### Extracted entries
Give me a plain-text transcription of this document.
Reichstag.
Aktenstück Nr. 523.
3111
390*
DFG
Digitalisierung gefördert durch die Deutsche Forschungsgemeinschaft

### What to work on
From the listing above, extract every line exactly as it stands.

### Finished task
Give me a plain-text transcription of this document.
Reichstag.
Aktenstück Nr. 523.
3111
390*
DFG
Digitalisierung gefördert durch die Deutsche Forschungsgemeinschaft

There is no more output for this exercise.